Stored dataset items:

^^^^^^^^^^^^^^^^

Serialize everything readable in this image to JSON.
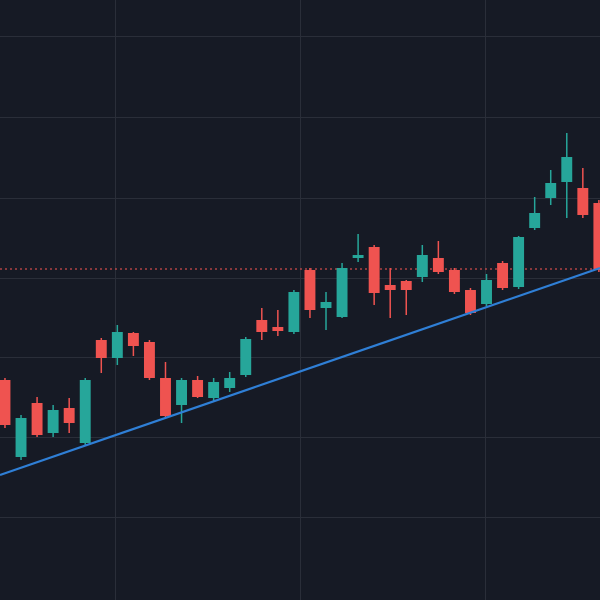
{
  "chart_data": {
    "type": "candlestick",
    "xlim": [
      -0.31,
      37.07
    ],
    "ylim": [
      0,
      600
    ],
    "up_color": "#26a69a",
    "down_color": "#ef5350",
    "open": [
      220,
      143,
      197,
      167,
      192,
      157,
      260,
      242,
      267,
      258,
      222,
      195,
      220,
      202,
      212,
      225,
      280,
      273,
      268,
      330,
      292,
      283,
      342,
      353,
      315,
      319,
      323,
      342,
      330,
      310,
      296,
      337,
      313,
      372,
      402,
      418,
      412,
      397
    ],
    "high": [
      222,
      185,
      203,
      195,
      202,
      222,
      262,
      275,
      268,
      260,
      238,
      222,
      224,
      222,
      228,
      263,
      292,
      290,
      310,
      332,
      308,
      337,
      366,
      355,
      332,
      320,
      355,
      359,
      332,
      312,
      326,
      339,
      364,
      403,
      430,
      467,
      432,
      400
    ],
    "low": [
      172,
      140,
      163,
      163,
      167,
      155,
      227,
      235,
      244,
      220,
      182,
      177,
      202,
      198,
      208,
      223,
      260,
      264,
      266,
      282,
      270,
      282,
      338,
      295,
      282,
      285,
      318,
      326,
      306,
      285,
      294,
      310,
      311,
      370,
      395,
      382,
      382,
      328
    ],
    "close": [
      175,
      182,
      165,
      190,
      177,
      220,
      242,
      268,
      254,
      222,
      184,
      220,
      203,
      218,
      222,
      261,
      268,
      269,
      308,
      290,
      298,
      332,
      345,
      307,
      310,
      310,
      345,
      328,
      308,
      287,
      320,
      312,
      363,
      387,
      417,
      443,
      385,
      330
    ],
    "trendline": {
      "values": [
        125,
        332
      ],
      "color": "#2f7fd6"
    },
    "price_line": {
      "value": 331,
      "color": "#ef5350"
    }
  }
}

^^^^^^^^^^^^^^^^

Requirements:
Set down all the entries exactly as they appear, but skip any pictures.

Written answer:
Serialize everything readable in this image to JSON.
{
  "chart_data": {
    "type": "candlestick",
    "xlim": [
      -0.31,
      37.07
    ],
    "ylim": [
      0,
      600
    ],
    "up_color": "#26a69a",
    "down_color": "#ef5350",
    "open": [
      220,
      143,
      197,
      167,
      192,
      157,
      260,
      242,
      267,
      258,
      222,
      195,
      220,
      202,
      212,
      225,
      280,
      273,
      268,
      330,
      292,
      283,
      342,
      353,
      315,
      319,
      323,
      342,
      330,
      310,
      296,
      337,
      313,
      372,
      402,
      418,
      412,
      397
    ],
    "high": [
      222,
      185,
      203,
      195,
      202,
      222,
      262,
      275,
      268,
      260,
      238,
      222,
      224,
      222,
      228,
      263,
      292,
      290,
      310,
      332,
      308,
      337,
      366,
      355,
      332,
      320,
      355,
      359,
      332,
      312,
      326,
      339,
      364,
      403,
      430,
      467,
      432,
      400
    ],
    "low": [
      172,
      140,
      163,
      163,
      167,
      155,
      227,
      235,
      244,
      220,
      182,
      177,
      202,
      198,
      208,
      223,
      260,
      264,
      266,
      282,
      270,
      282,
      338,
      295,
      282,
      285,
      318,
      326,
      306,
      285,
      294,
      310,
      311,
      370,
      395,
      382,
      382,
      328
    ],
    "close": [
      175,
      182,
      165,
      190,
      177,
      220,
      242,
      268,
      254,
      222,
      184,
      220,
      203,
      218,
      222,
      261,
      268,
      269,
      308,
      290,
      298,
      332,
      345,
      307,
      310,
      310,
      345,
      328,
      308,
      287,
      320,
      312,
      363,
      387,
      417,
      443,
      385,
      330
    ],
    "trendline": {
      "values": [
        125,
        332
      ],
      "color": "#2f7fd6"
    },
    "price_line": {
      "value": 331,
      "color": "#ef5350"
    }
  }
}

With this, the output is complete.